RECORDS SHOWN =>
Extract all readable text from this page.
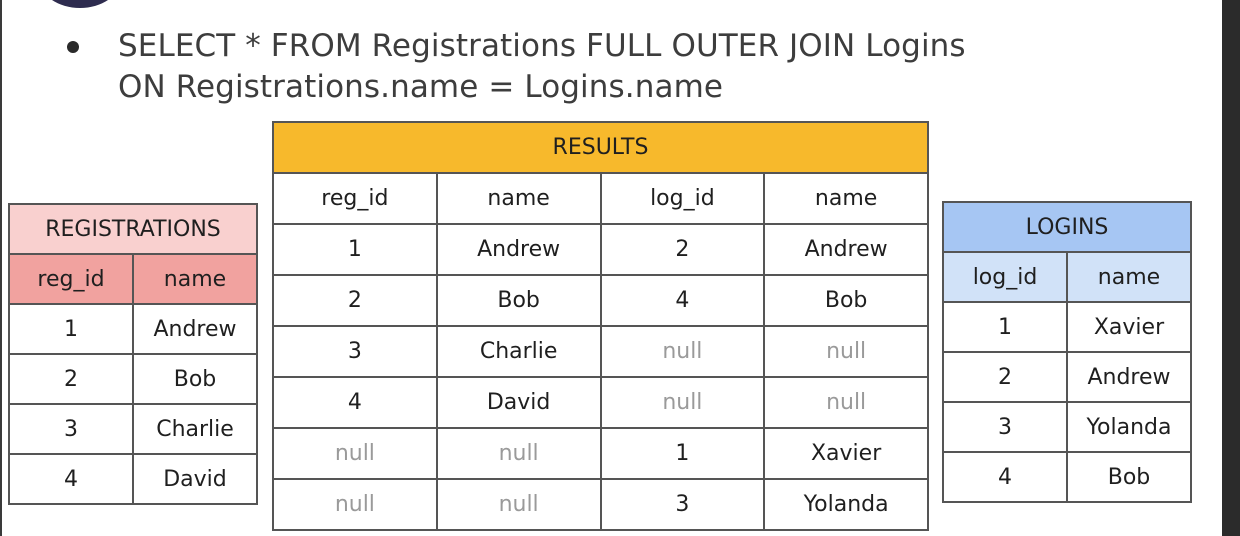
SELECT * FROM Registrations FULL OUTER JOIN Logins
ON Registrations.name = Logins.name

REGISTRATIONS	
reg_id	name
1	Andrew
2	Bob
3	Charlie
4	David
RESULTS			
reg_id	name	log_id	name
1	Andrew	2	Andrew
2	Bob	4	Bob
3	Charlie	null	null
4	David	null	null
null	null	1	Xavier
null	null	3	Yolanda
LOGINS	
log_id	name
1	Xavier
2	Andrew
3	Yolanda
4	Bob
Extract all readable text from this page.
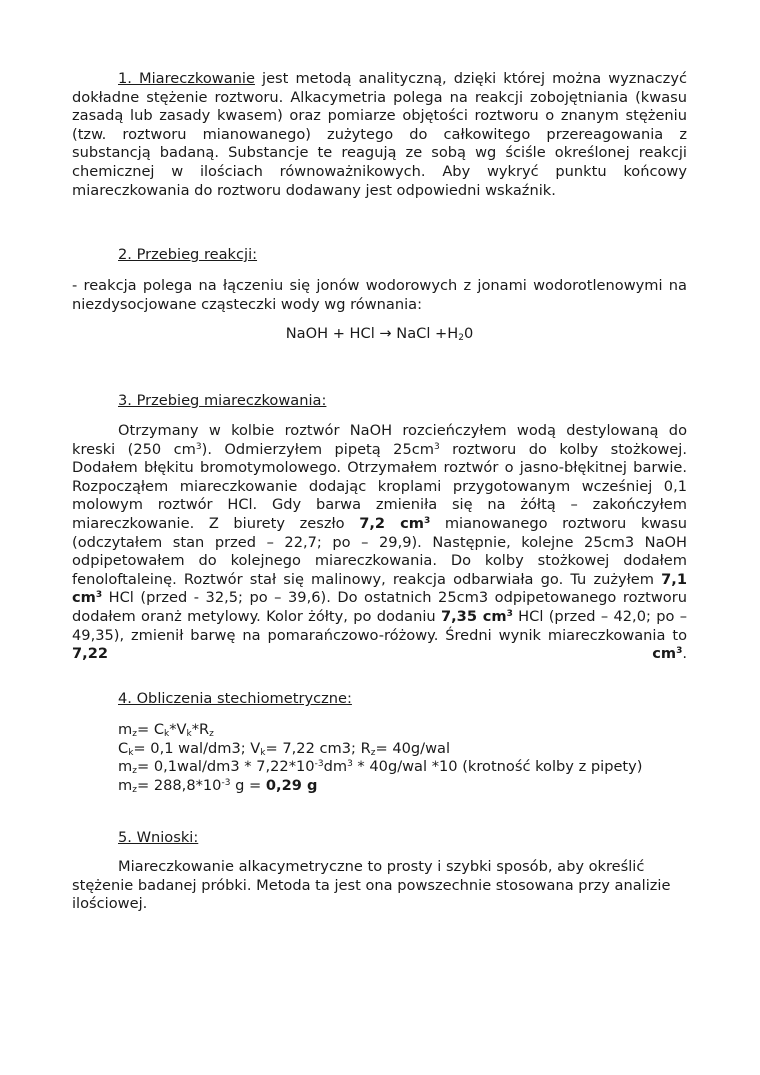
1. Miareczkowanie jest metodą analityczną, dzięki której można wyznaczyć dokładne stężenie roztworu. Alkacymetria polega na reakcji zobojętniania (kwasu zasadą lub zasady kwasem) oraz pomiarze objętości roztworu o znanym stężeniu (tzw. roztworu mianowanego) zużytego do całkowitego przereagowania z substancją badaną. Substancje te reagują ze sobą wg ściśle określonej reakcji chemicznej w ilościach równoważnikowych. Aby wykryć punktu końcowy miareczkowania do roztworu dodawany jest odpowiedni wskaźnik.
2. Przebieg reakcji:
- reakcja polega na łączeniu się jonów wodorowych z jonami wodorotlenowymi na niezdysocjowane cząsteczki wody wg równania:
NaOH + HCl → NaCl $+H_20$
3. Przebieg miareczkowania:
Otrzymany w kolbie roztwór NaOH rozcieńczyłem wodą destylowaną do kreski (250 $cm^3$). Odmierzyłem pipetą $25cm^3$ roztworu do kolby stożkowej. Dodałem błękitu bromotymolowego. Otrzymałem roztwór o jasno-błękitnej barwie. Rozpocząłem miareczkowanie dodając kroplami przygotowanym wcześniej 0,1 molowym roztwór HCl. Gdy barwa zmieniła się na żółtą – zakończyłem miareczkowanie. Z biurety zeszło 7,2 $cm^3$ mianowanego roztworu kwasu (odczytałem stan przed – 22,7; po – 29,9). Następnie, kolejne 25cm3 NaOH odpipetowałem do kolejnego miareczkowania. Do kolby stożkowej dodałem fenoloftaleinę. Roztwór stał się malinowy, reakcja odbarwiała go. Tu zużyłem 7,1 $cm^3$ HCl (przed - 32,5; po – 39,6). Do ostatnich 25cm3 odpipetowanego roztworu dodałem oranż metylowy. Kolor żółty, po dodaniu 7,35 $cm^3$ HCl (przed – 42,0; po – 49,35), zmienił barwę na pomarańczowo-różowy. Średni wynik miareczkowania to 7,22 $cm^3$.
4. Obliczenia stechiometryczne:
$m_z= C_k*V_k*R_z$
$C_k= 0,1$ wal/dm3; $V_k= 7,22$ cm3; $R_z= 40g/wal$
$m_z= 0,1wal/dm3 * 7,22*10^{-3}dm^3 * 40g/wal$ *10 (krotność kolby z pipety)
$m_z= 288,8*10^{-3}$ g = 0,29 g
5. Wnioski:
Miareczkowanie alkacymetryczne to prosty i szybki sposób, aby określić stężenie badanej próbki. Metoda ta jest ona powszechnie stosowana przy analizie ilościowej.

WHAT TO PRODUCE => Report how many lines in this data include the string "name", and nothing else.

EXPECTED ANSWER => 4